• Task instructions
Copy each line that has the string "screenshot" somewhere in it.

• Data provided

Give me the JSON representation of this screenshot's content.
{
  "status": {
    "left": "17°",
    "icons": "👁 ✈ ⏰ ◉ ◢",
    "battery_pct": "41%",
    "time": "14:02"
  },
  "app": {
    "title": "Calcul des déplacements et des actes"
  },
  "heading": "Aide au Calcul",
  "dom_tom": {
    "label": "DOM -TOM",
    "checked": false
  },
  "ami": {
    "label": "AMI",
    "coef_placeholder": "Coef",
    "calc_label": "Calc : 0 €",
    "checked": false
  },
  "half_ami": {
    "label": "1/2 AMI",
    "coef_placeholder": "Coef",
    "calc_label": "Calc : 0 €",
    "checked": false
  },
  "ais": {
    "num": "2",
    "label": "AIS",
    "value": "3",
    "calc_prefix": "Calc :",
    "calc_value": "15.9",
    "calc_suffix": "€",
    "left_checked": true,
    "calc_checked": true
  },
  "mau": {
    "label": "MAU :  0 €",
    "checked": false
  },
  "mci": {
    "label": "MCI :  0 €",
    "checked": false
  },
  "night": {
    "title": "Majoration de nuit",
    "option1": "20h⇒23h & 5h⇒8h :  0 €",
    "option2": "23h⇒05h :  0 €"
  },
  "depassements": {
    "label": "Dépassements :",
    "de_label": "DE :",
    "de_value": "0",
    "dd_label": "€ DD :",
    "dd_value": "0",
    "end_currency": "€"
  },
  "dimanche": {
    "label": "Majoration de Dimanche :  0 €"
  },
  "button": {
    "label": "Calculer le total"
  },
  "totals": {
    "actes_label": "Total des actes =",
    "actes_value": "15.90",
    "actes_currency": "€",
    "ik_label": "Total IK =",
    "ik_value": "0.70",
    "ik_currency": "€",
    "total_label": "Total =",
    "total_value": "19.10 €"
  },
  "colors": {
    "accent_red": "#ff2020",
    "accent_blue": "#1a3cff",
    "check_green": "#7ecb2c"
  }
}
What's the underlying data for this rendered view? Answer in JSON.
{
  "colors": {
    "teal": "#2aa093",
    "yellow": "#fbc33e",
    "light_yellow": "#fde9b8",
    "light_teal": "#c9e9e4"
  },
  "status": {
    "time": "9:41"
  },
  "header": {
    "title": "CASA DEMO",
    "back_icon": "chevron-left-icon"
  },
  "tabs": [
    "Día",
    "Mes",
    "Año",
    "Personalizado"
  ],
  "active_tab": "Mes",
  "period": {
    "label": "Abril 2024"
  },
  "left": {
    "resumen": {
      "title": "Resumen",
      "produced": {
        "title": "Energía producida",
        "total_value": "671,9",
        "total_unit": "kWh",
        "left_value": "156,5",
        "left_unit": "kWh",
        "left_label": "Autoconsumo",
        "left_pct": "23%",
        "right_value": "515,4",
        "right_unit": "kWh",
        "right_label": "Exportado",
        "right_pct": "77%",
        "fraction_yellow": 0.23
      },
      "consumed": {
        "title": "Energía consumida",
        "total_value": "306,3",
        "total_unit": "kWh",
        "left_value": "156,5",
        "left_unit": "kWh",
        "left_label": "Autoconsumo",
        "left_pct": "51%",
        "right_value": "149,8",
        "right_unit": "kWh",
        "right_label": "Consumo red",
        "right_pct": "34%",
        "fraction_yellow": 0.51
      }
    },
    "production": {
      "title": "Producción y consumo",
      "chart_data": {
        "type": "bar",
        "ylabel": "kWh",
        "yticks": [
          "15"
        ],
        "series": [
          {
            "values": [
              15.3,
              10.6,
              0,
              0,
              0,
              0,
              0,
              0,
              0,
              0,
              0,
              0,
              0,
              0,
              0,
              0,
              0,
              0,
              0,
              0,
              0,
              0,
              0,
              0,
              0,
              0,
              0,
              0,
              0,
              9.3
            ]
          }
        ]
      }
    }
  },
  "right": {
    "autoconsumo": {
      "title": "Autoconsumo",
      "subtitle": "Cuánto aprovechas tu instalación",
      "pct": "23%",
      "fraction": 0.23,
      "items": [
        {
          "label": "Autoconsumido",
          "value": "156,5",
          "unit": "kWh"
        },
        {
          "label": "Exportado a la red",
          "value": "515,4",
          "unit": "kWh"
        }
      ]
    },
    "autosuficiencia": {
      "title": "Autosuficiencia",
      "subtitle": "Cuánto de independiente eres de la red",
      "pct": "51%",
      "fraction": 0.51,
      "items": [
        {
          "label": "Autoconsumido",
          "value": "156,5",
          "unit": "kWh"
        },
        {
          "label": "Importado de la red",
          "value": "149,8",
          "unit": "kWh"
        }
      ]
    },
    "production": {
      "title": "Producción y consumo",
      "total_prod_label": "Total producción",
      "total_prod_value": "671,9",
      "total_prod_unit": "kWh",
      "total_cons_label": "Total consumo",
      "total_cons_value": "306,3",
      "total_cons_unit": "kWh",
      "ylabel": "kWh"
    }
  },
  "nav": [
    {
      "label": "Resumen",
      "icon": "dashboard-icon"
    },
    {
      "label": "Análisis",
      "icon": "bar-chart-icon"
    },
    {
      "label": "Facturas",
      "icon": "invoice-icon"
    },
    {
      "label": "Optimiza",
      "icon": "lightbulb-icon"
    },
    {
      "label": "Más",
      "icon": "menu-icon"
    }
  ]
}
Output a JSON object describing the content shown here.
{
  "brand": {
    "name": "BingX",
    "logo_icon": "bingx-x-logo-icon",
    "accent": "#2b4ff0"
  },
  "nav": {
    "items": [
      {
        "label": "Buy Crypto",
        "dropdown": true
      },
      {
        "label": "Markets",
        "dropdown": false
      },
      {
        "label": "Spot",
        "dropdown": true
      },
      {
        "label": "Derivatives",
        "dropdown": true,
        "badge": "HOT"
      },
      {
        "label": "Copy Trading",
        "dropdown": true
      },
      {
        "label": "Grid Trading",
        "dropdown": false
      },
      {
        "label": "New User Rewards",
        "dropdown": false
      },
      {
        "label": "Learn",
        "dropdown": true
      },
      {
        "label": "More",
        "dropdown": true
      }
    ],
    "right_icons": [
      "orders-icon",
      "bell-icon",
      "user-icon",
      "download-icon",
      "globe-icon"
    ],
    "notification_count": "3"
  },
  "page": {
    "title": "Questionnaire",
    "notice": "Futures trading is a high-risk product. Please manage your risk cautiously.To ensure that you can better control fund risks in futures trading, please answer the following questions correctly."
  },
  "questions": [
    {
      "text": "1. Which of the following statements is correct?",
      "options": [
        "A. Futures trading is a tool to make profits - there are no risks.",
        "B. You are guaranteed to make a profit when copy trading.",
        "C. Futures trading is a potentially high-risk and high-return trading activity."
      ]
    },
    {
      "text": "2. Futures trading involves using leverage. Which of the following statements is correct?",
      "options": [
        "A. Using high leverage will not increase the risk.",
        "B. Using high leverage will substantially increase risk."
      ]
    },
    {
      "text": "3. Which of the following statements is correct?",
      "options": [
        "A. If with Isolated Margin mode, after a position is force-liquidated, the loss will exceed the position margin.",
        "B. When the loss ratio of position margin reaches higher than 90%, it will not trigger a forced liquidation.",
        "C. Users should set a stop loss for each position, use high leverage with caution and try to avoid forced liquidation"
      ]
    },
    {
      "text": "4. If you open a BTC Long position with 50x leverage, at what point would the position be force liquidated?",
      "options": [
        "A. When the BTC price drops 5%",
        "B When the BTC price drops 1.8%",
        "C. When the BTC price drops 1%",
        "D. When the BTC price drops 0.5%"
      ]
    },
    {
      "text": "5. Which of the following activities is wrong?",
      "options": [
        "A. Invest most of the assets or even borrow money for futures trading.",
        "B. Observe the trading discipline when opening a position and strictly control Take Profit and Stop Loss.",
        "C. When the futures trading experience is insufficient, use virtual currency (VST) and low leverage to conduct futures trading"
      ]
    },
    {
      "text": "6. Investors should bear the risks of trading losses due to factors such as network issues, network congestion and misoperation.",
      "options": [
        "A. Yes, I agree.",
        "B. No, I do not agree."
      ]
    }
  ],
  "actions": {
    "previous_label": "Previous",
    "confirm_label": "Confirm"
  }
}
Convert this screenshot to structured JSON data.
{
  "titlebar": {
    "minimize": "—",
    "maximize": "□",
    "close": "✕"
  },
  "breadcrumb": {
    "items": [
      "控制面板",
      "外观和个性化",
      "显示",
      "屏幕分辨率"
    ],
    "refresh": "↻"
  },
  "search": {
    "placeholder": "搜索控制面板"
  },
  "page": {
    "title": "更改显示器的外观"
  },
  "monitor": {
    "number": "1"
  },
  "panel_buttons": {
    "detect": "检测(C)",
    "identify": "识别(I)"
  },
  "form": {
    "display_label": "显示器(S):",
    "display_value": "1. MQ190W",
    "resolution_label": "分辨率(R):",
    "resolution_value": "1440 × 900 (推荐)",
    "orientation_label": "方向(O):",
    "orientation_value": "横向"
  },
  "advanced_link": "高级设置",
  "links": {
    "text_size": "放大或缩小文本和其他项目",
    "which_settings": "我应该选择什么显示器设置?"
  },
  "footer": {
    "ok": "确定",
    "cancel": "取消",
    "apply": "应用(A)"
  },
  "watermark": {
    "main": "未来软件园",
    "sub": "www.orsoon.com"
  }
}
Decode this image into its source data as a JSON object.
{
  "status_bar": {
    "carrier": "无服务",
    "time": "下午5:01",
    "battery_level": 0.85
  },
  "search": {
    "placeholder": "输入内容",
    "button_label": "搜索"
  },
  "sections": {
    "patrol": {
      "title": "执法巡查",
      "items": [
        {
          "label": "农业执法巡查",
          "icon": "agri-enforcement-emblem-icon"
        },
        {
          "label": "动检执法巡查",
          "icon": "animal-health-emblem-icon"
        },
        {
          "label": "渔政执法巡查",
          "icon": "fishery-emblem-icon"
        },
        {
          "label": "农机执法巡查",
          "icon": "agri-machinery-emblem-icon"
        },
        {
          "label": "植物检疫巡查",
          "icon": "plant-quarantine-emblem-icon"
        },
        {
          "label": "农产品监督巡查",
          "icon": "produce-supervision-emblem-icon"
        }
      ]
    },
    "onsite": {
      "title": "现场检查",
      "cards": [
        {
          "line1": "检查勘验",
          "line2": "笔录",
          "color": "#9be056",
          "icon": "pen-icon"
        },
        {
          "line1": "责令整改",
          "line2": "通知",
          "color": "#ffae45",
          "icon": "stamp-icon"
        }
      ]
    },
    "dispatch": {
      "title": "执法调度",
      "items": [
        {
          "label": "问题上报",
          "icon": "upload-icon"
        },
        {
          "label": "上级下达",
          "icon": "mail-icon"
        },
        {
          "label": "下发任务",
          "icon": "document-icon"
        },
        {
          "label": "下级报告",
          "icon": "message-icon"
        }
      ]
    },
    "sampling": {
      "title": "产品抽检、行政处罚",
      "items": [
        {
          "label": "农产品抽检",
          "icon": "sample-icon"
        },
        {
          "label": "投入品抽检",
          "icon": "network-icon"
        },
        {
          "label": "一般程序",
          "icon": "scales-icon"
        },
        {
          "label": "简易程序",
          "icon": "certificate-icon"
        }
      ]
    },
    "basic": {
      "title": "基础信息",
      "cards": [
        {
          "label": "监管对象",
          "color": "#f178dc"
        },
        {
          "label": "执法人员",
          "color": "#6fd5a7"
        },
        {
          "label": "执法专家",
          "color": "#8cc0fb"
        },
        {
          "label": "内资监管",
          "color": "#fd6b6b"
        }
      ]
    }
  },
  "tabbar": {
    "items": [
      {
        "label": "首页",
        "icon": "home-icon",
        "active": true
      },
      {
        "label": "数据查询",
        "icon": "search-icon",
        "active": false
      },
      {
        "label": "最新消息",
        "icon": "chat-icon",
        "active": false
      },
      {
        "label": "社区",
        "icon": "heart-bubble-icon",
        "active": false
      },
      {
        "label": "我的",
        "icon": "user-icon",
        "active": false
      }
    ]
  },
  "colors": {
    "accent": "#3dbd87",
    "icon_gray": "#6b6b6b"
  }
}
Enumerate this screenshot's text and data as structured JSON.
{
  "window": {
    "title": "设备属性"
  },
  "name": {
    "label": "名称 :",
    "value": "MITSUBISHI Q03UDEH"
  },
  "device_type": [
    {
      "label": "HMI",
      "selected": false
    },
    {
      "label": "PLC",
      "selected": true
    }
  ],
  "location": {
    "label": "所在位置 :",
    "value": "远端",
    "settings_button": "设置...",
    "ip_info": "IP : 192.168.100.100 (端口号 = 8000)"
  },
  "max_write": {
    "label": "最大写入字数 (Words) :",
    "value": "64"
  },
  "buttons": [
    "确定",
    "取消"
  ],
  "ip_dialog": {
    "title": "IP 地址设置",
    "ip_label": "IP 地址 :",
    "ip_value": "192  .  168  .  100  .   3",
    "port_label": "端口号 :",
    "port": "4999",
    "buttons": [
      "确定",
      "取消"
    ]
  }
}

• Correct result
Give me the JSON representation of this screenshot's content.
Convert this screenshot to structured JSON data.
Enumerate this screenshot's text and data as structured JSON.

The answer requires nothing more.